-- BEGIN Materials provided --

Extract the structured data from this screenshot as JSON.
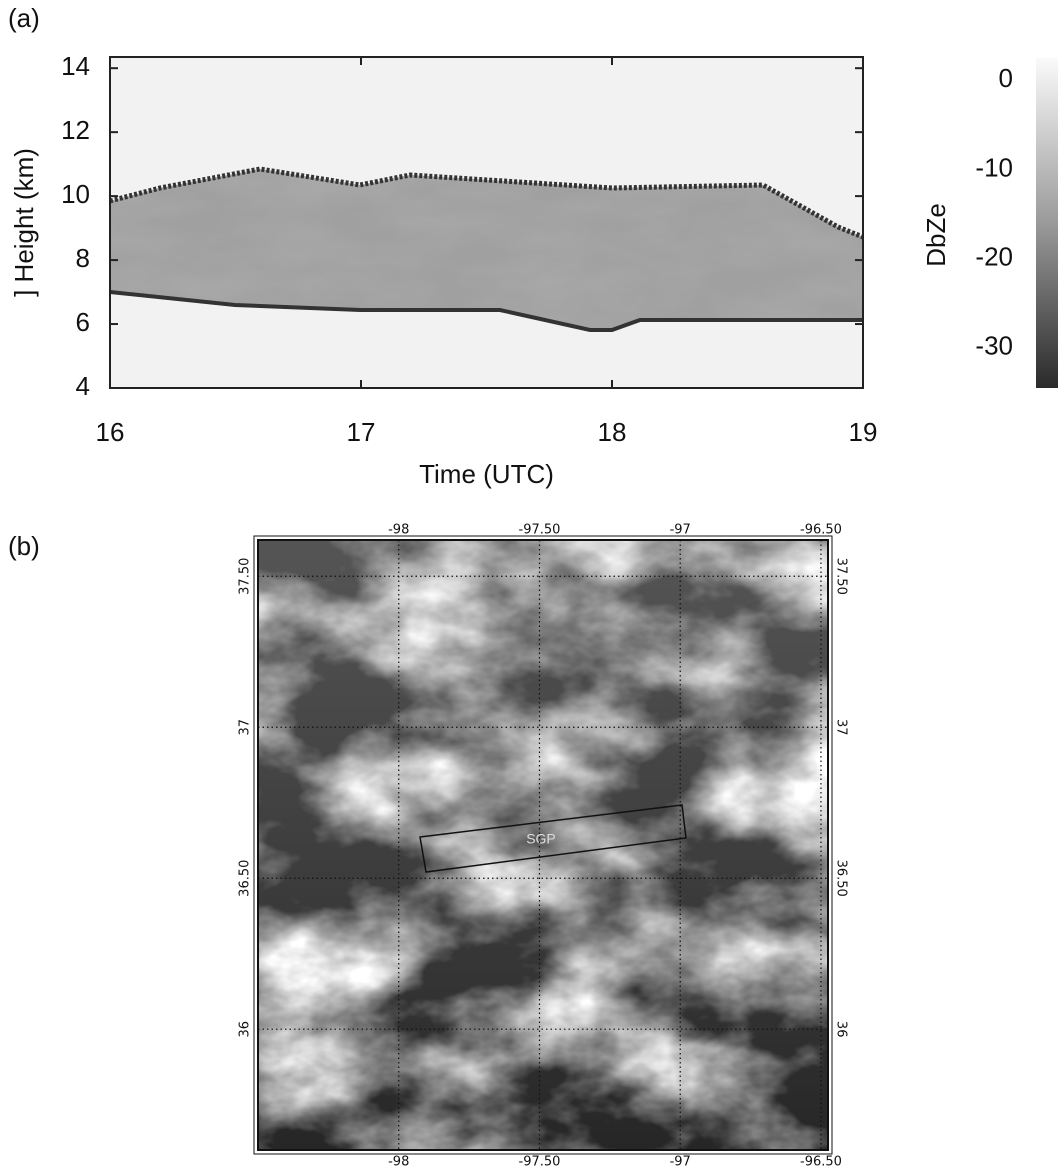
{
  "chart_data": [
    {
      "type": "heatmap",
      "panel_label": "(a)",
      "ylabel": "] Height (km)",
      "xlabel": "Time (UTC)",
      "xlim": [
        16,
        19
      ],
      "xticks": [
        16,
        17,
        18,
        19
      ],
      "ylim": [
        4,
        14.35
      ],
      "yticks": [
        4,
        6,
        8,
        10,
        12,
        14
      ],
      "colorbar": {
        "label": "DbZe",
        "lim": [
          -34.5,
          2.5
        ],
        "ticks": [
          0,
          -10,
          -20,
          -30
        ]
      }
    },
    {
      "type": "map",
      "panel_label": "(b)",
      "annotation": "SGP",
      "grid": true,
      "xlim": [
        -98.5,
        -96.475
      ],
      "xticks": [
        -98,
        {
          "value": -97.5,
          "label": "-97.50"
        },
        -97,
        {
          "value": -96.5,
          "label": "-96.50"
        }
      ],
      "ylim": [
        35.6,
        37.62
      ],
      "yticks": [
        36,
        {
          "value": 36.5,
          "label": "36.50"
        },
        37,
        {
          "value": 37.5,
          "label": "37.50"
        }
      ]
    }
  ]
}
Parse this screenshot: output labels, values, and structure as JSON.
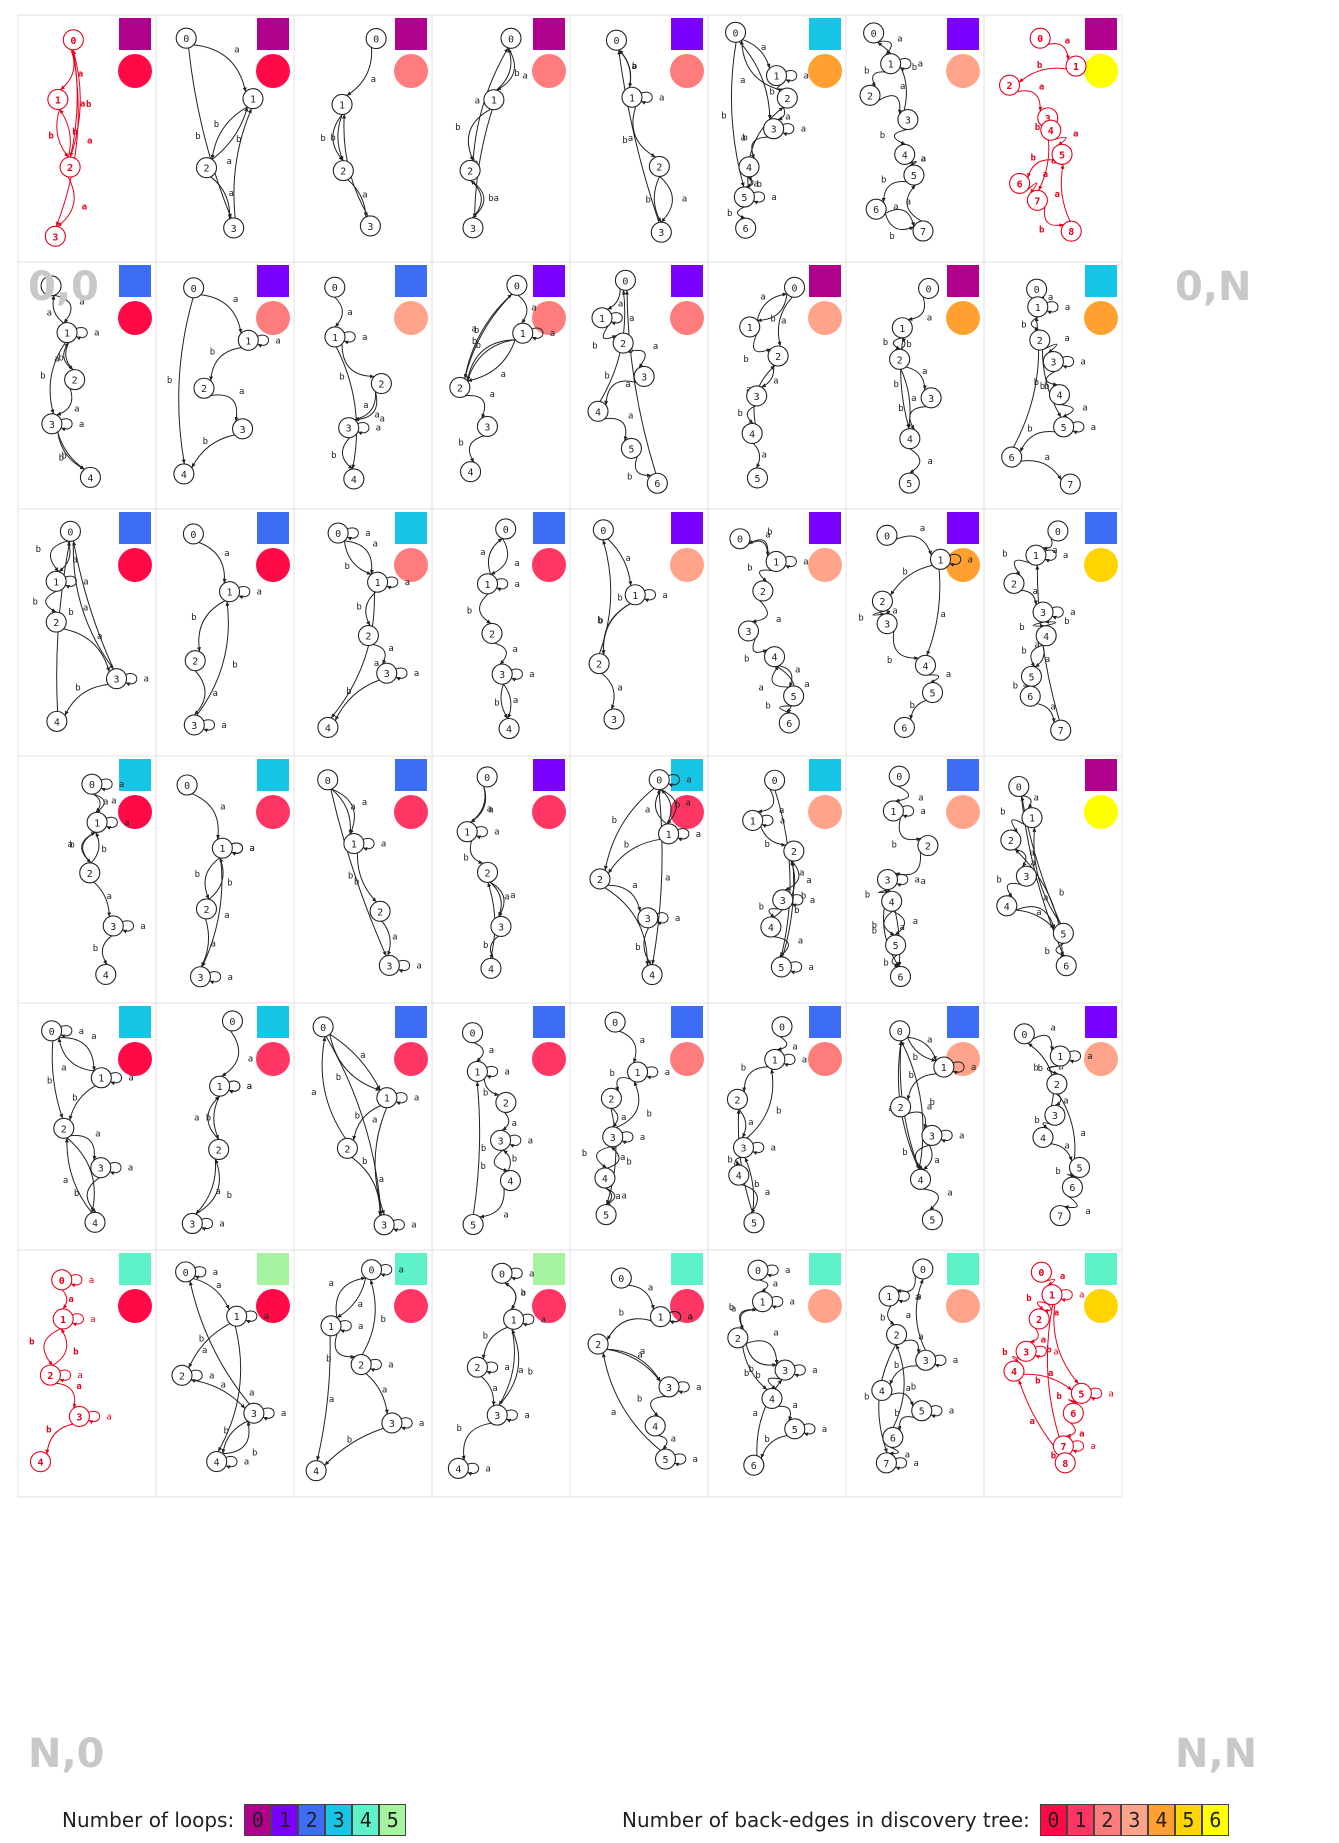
{
  "loop_colors": [
    "#b0008c",
    "#7a00ff",
    "#3d6cf5",
    "#17c5e6",
    "#5ff2c8",
    "#a6f3a0"
  ],
  "back_colors": [
    "#ff0a47",
    "#ff3664",
    "#ff7c7c",
    "#ffa48a",
    "#ffa030",
    "#ffd400",
    "#ffff00"
  ],
  "legend": {
    "loops_title": "Number of loops:",
    "loops_values": [
      "0",
      "1",
      "2",
      "3",
      "4",
      "5"
    ],
    "back_title": "Number of back-edges in discovery tree:",
    "back_values": [
      "0",
      "1",
      "2",
      "3",
      "4",
      "5",
      "6"
    ]
  },
  "corner_labels": {
    "top_left": "0,0",
    "top_right": "0,N",
    "bottom_left": "N,0",
    "bottom_right": "N,N"
  },
  "rows": [
    [
      {
        "loops": 0,
        "back": 0,
        "n": 4
      },
      {
        "loops": 0,
        "back": 0,
        "n": 4
      },
      {
        "loops": 0,
        "back": 2,
        "n": 4
      },
      {
        "loops": 0,
        "back": 2,
        "n": 4
      },
      {
        "loops": 1,
        "back": 2,
        "n": 4
      },
      {
        "loops": 3,
        "back": 4,
        "n": 7
      },
      {
        "loops": 1,
        "back": 3,
        "n": 8
      },
      {
        "loops": 0,
        "back": 6,
        "n": 9
      }
    ],
    [
      {
        "loops": 2,
        "back": 0,
        "n": 5
      },
      {
        "loops": 1,
        "back": 2,
        "n": 5
      },
      {
        "loops": 2,
        "back": 3,
        "n": 5
      },
      {
        "loops": 1,
        "back": 2,
        "n": 5
      },
      {
        "loops": 1,
        "back": 2,
        "n": 7
      },
      {
        "loops": 0,
        "back": 3,
        "n": 6
      },
      {
        "loops": 0,
        "back": 4,
        "n": 6
      },
      {
        "loops": 3,
        "back": 4,
        "n": 8
      }
    ],
    [
      {
        "loops": 2,
        "back": 0,
        "n": 5
      },
      {
        "loops": 2,
        "back": 0,
        "n": 4
      },
      {
        "loops": 3,
        "back": 2,
        "n": 5
      },
      {
        "loops": 2,
        "back": 1,
        "n": 5
      },
      {
        "loops": 1,
        "back": 3,
        "n": 4
      },
      {
        "loops": 1,
        "back": 3,
        "n": 7
      },
      {
        "loops": 1,
        "back": 4,
        "n": 7
      },
      {
        "loops": 2,
        "back": 5,
        "n": 8
      }
    ],
    [
      {
        "loops": 3,
        "back": 0,
        "n": 5
      },
      {
        "loops": 3,
        "back": 1,
        "n": 4
      },
      {
        "loops": 2,
        "back": 1,
        "n": 4
      },
      {
        "loops": 1,
        "back": 1,
        "n": 5
      },
      {
        "loops": 3,
        "back": 1,
        "n": 5
      },
      {
        "loops": 3,
        "back": 3,
        "n": 6
      },
      {
        "loops": 2,
        "back": 3,
        "n": 7
      },
      {
        "loops": 0,
        "back": 6,
        "n": 7
      }
    ],
    [
      {
        "loops": 3,
        "back": 0,
        "n": 5
      },
      {
        "loops": 3,
        "back": 1,
        "n": 4
      },
      {
        "loops": 2,
        "back": 1,
        "n": 4
      },
      {
        "loops": 2,
        "back": 1,
        "n": 6
      },
      {
        "loops": 2,
        "back": 2,
        "n": 6
      },
      {
        "loops": 2,
        "back": 2,
        "n": 6
      },
      {
        "loops": 2,
        "back": 3,
        "n": 6
      },
      {
        "loops": 1,
        "back": 3,
        "n": 8
      }
    ],
    [
      {
        "loops": 4,
        "back": 0,
        "n": 5
      },
      {
        "loops": 5,
        "back": 0,
        "n": 5
      },
      {
        "loops": 4,
        "back": 1,
        "n": 5
      },
      {
        "loops": 5,
        "back": 1,
        "n": 5
      },
      {
        "loops": 4,
        "back": 1,
        "n": 6
      },
      {
        "loops": 4,
        "back": 3,
        "n": 7
      },
      {
        "loops": 4,
        "back": 3,
        "n": 8
      },
      {
        "loops": 4,
        "back": 5,
        "n": 9
      }
    ]
  ]
}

-- END Materials provided --

**Requirements**
Transcribe the records above exactly as they appear, leaving out any pictures.

**Exercise answer**
Extract the structured data from this screenshot as JSON.
{
  "chart_data": [
    {
      "type": "heatmap",
      "panel_label": "(a)",
      "ylabel": "] Height (km)",
      "xlabel": "Time (UTC)",
      "xlim": [
        16,
        19
      ],
      "xticks": [
        16,
        17,
        18,
        19
      ],
      "ylim": [
        4,
        14.35
      ],
      "yticks": [
        4,
        6,
        8,
        10,
        12,
        14
      ],
      "colorbar": {
        "label": "DbZe",
        "lim": [
          -34.5,
          2.5
        ],
        "ticks": [
          0,
          -10,
          -20,
          -30
        ]
      }
    },
    {
      "type": "map",
      "panel_label": "(b)",
      "annotation": "SGP",
      "grid": true,
      "xlim": [
        -98.5,
        -96.475
      ],
      "xticks": [
        -98,
        {
          "value": -97.5,
          "label": "-97.50"
        },
        -97,
        {
          "value": -96.5,
          "label": "-96.50"
        }
      ],
      "ylim": [
        35.6,
        37.62
      ],
      "yticks": [
        36,
        {
          "value": 36.5,
          "label": "36.50"
        },
        37,
        {
          "value": 37.5,
          "label": "37.50"
        }
      ]
    }
  ]
}
Parse this screenshot: output labels, values, and structure as JSON.
{
  "loop_colors": [
    "#b0008c",
    "#7a00ff",
    "#3d6cf5",
    "#17c5e6",
    "#5ff2c8",
    "#a6f3a0"
  ],
  "back_colors": [
    "#ff0a47",
    "#ff3664",
    "#ff7c7c",
    "#ffa48a",
    "#ffa030",
    "#ffd400",
    "#ffff00"
  ],
  "legend": {
    "loops_title": "Number of loops:",
    "loops_values": [
      "0",
      "1",
      "2",
      "3",
      "4",
      "5"
    ],
    "back_title": "Number of back-edges in discovery tree:",
    "back_values": [
      "0",
      "1",
      "2",
      "3",
      "4",
      "5",
      "6"
    ]
  },
  "corner_labels": {
    "top_left": "0,0",
    "top_right": "0,N",
    "bottom_left": "N,0",
    "bottom_right": "N,N"
  },
  "rows": [
    [
      {
        "loops": 0,
        "back": 0,
        "n": 4
      },
      {
        "loops": 0,
        "back": 0,
        "n": 4
      },
      {
        "loops": 0,
        "back": 2,
        "n": 4
      },
      {
        "loops": 0,
        "back": 2,
        "n": 4
      },
      {
        "loops": 1,
        "back": 2,
        "n": 4
      },
      {
        "loops": 3,
        "back": 4,
        "n": 7
      },
      {
        "loops": 1,
        "back": 3,
        "n": 8
      },
      {
        "loops": 0,
        "back": 6,
        "n": 9
      }
    ],
    [
      {
        "loops": 2,
        "back": 0,
        "n": 5
      },
      {
        "loops": 1,
        "back": 2,
        "n": 5
      },
      {
        "loops": 2,
        "back": 3,
        "n": 5
      },
      {
        "loops": 1,
        "back": 2,
        "n": 5
      },
      {
        "loops": 1,
        "back": 2,
        "n": 7
      },
      {
        "loops": 0,
        "back": 3,
        "n": 6
      },
      {
        "loops": 0,
        "back": 4,
        "n": 6
      },
      {
        "loops": 3,
        "back": 4,
        "n": 8
      }
    ],
    [
      {
        "loops": 2,
        "back": 0,
        "n": 5
      },
      {
        "loops": 2,
        "back": 0,
        "n": 4
      },
      {
        "loops": 3,
        "back": 2,
        "n": 5
      },
      {
        "loops": 2,
        "back": 1,
        "n": 5
      },
      {
        "loops": 1,
        "back": 3,
        "n": 4
      },
      {
        "loops": 1,
        "back": 3,
        "n": 7
      },
      {
        "loops": 1,
        "back": 4,
        "n": 7
      },
      {
        "loops": 2,
        "back": 5,
        "n": 8
      }
    ],
    [
      {
        "loops": 3,
        "back": 0,
        "n": 5
      },
      {
        "loops": 3,
        "back": 1,
        "n": 4
      },
      {
        "loops": 2,
        "back": 1,
        "n": 4
      },
      {
        "loops": 1,
        "back": 1,
        "n": 5
      },
      {
        "loops": 3,
        "back": 1,
        "n": 5
      },
      {
        "loops": 3,
        "back": 3,
        "n": 6
      },
      {
        "loops": 2,
        "back": 3,
        "n": 7
      },
      {
        "loops": 0,
        "back": 6,
        "n": 7
      }
    ],
    [
      {
        "loops": 3,
        "back": 0,
        "n": 5
      },
      {
        "loops": 3,
        "back": 1,
        "n": 4
      },
      {
        "loops": 2,
        "back": 1,
        "n": 4
      },
      {
        "loops": 2,
        "back": 1,
        "n": 6
      },
      {
        "loops": 2,
        "back": 2,
        "n": 6
      },
      {
        "loops": 2,
        "back": 2,
        "n": 6
      },
      {
        "loops": 2,
        "back": 3,
        "n": 6
      },
      {
        "loops": 1,
        "back": 3,
        "n": 8
      }
    ],
    [
      {
        "loops": 4,
        "back": 0,
        "n": 5
      },
      {
        "loops": 5,
        "back": 0,
        "n": 5
      },
      {
        "loops": 4,
        "back": 1,
        "n": 5
      },
      {
        "loops": 5,
        "back": 1,
        "n": 5
      },
      {
        "loops": 4,
        "back": 1,
        "n": 6
      },
      {
        "loops": 4,
        "back": 3,
        "n": 7
      },
      {
        "loops": 4,
        "back": 3,
        "n": 8
      },
      {
        "loops": 4,
        "back": 5,
        "n": 9
      }
    ]
  ]
}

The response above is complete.